Seek out every line containing the word "Commonfloor", and copy each.

⁂

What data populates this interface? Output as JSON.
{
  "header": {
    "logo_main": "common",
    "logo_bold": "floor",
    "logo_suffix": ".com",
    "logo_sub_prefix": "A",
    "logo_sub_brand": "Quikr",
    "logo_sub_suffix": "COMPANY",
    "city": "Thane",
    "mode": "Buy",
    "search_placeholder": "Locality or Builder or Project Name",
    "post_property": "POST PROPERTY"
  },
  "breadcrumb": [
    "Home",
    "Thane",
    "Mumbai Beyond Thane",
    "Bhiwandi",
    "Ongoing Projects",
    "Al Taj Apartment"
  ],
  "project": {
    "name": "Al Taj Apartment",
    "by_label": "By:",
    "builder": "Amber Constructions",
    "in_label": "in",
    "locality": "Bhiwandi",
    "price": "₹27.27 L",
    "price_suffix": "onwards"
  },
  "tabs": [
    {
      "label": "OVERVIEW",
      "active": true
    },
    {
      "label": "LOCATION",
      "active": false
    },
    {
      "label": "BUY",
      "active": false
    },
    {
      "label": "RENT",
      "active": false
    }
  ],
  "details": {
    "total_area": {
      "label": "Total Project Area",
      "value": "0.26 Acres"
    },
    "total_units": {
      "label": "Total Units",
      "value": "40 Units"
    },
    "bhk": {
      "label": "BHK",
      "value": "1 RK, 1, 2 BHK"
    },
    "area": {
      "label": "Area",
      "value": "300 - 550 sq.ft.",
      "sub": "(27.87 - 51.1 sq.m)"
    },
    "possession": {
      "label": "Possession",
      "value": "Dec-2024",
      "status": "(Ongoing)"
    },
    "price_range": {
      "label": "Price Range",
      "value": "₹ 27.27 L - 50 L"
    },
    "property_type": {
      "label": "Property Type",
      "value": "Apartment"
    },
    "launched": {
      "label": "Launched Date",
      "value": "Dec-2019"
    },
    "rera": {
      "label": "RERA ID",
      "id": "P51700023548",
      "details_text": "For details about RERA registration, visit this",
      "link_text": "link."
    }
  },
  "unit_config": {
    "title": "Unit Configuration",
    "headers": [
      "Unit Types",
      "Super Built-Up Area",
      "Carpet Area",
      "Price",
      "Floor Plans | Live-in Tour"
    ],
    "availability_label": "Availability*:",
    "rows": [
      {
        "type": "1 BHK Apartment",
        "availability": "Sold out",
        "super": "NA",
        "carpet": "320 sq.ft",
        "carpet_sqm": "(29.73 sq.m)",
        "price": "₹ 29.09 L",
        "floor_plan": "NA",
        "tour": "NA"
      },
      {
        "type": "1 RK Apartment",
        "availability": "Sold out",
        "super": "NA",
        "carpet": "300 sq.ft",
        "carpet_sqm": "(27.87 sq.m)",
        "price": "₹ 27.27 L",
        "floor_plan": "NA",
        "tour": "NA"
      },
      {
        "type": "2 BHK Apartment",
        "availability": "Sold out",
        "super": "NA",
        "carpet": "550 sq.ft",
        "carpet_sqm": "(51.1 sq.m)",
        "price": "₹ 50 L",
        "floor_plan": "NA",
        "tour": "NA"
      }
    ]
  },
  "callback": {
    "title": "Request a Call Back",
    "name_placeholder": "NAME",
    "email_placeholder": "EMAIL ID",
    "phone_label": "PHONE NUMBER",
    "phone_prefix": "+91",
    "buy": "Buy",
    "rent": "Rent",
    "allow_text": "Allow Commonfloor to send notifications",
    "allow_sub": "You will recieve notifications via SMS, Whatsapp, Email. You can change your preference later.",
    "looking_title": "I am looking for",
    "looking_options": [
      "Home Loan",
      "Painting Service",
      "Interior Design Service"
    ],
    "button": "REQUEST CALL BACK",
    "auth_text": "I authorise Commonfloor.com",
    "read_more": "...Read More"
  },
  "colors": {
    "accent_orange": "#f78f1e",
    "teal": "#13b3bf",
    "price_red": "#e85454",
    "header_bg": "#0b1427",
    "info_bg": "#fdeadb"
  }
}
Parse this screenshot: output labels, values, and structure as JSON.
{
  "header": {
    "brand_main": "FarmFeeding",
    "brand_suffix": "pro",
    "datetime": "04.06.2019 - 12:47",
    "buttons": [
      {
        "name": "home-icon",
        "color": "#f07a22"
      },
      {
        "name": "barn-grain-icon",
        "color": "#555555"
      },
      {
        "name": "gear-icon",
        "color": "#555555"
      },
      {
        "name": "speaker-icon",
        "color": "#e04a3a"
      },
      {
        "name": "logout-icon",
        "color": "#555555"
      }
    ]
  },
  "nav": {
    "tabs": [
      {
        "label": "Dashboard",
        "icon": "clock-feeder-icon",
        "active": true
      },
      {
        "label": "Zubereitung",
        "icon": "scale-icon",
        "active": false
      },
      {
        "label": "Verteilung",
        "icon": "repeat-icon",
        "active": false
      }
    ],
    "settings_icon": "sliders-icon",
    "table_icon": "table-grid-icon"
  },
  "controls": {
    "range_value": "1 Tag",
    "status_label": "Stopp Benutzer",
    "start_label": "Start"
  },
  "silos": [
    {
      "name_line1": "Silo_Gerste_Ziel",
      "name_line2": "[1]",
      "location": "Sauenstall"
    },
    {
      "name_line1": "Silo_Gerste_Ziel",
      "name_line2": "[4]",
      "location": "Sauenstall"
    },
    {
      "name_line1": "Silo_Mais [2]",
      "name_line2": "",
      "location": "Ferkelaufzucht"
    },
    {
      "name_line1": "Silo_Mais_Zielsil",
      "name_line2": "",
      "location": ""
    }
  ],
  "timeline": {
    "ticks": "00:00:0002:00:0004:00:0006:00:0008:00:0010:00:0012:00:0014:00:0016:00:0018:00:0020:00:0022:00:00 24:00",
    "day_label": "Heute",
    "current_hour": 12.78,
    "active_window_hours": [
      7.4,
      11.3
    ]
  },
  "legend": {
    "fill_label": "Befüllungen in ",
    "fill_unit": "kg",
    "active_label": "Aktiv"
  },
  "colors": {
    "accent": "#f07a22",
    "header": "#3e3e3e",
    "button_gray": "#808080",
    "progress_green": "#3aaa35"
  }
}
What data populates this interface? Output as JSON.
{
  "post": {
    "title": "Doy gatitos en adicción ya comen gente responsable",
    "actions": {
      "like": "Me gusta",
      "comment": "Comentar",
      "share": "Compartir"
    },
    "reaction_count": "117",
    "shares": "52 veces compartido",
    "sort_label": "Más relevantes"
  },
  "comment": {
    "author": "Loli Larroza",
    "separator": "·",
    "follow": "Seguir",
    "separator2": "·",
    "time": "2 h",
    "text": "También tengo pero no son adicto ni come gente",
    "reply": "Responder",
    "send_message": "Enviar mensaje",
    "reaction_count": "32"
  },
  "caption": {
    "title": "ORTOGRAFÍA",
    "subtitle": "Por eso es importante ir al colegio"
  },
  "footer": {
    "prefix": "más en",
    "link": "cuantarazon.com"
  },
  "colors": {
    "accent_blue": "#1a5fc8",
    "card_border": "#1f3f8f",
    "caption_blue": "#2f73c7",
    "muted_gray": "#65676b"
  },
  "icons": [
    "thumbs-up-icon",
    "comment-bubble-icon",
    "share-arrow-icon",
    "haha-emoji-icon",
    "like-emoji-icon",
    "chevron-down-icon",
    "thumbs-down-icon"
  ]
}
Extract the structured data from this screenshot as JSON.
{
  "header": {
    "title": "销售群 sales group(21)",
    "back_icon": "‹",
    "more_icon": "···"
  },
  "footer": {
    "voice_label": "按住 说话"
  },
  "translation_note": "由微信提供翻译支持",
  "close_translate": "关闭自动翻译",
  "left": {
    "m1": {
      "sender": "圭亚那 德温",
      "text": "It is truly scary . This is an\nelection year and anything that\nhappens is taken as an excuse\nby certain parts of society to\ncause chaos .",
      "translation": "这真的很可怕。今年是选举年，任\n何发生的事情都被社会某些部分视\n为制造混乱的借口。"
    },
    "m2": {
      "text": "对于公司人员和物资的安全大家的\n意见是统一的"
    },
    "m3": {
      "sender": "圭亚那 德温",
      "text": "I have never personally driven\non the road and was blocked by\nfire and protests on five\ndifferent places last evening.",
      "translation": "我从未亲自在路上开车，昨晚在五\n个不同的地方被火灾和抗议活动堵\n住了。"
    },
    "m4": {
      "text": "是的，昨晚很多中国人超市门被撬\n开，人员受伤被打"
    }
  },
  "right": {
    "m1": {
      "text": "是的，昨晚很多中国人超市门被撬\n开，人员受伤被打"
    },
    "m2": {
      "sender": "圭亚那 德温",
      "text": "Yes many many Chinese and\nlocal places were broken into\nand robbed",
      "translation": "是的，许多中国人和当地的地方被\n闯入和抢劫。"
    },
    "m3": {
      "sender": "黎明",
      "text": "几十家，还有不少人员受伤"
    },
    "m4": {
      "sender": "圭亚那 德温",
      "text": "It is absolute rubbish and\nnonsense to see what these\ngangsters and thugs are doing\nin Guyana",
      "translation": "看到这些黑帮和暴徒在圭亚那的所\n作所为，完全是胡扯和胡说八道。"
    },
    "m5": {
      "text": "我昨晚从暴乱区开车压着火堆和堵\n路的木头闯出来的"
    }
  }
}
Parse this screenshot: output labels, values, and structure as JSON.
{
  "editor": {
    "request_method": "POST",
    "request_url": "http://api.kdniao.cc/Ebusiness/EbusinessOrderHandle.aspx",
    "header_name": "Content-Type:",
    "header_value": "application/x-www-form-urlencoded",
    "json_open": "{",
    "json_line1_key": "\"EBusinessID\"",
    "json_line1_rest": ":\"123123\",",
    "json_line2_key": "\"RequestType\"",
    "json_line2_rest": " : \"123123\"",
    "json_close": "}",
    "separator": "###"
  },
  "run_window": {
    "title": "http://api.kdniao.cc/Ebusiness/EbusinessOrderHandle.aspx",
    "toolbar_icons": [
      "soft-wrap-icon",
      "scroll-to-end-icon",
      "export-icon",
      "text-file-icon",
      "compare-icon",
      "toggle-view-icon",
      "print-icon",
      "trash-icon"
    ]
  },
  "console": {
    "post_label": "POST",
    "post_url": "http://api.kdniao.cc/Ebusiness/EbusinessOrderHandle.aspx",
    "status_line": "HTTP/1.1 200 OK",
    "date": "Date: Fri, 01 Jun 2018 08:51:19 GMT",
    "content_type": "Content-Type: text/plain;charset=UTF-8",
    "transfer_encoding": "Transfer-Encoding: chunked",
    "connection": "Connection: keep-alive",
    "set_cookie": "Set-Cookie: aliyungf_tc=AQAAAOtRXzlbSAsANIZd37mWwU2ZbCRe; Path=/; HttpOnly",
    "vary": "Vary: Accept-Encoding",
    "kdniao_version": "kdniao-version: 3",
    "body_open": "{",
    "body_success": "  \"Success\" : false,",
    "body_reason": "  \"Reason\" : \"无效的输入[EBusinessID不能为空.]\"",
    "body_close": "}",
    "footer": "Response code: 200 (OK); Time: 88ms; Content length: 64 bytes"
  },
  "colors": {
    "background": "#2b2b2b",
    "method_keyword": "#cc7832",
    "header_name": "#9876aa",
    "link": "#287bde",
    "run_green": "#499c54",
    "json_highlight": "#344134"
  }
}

⁂

> [Exercise result]:
    "allow_text": "Allow Commonfloor to send notifications",
    "auth_text": "I authorise Commonfloor.com",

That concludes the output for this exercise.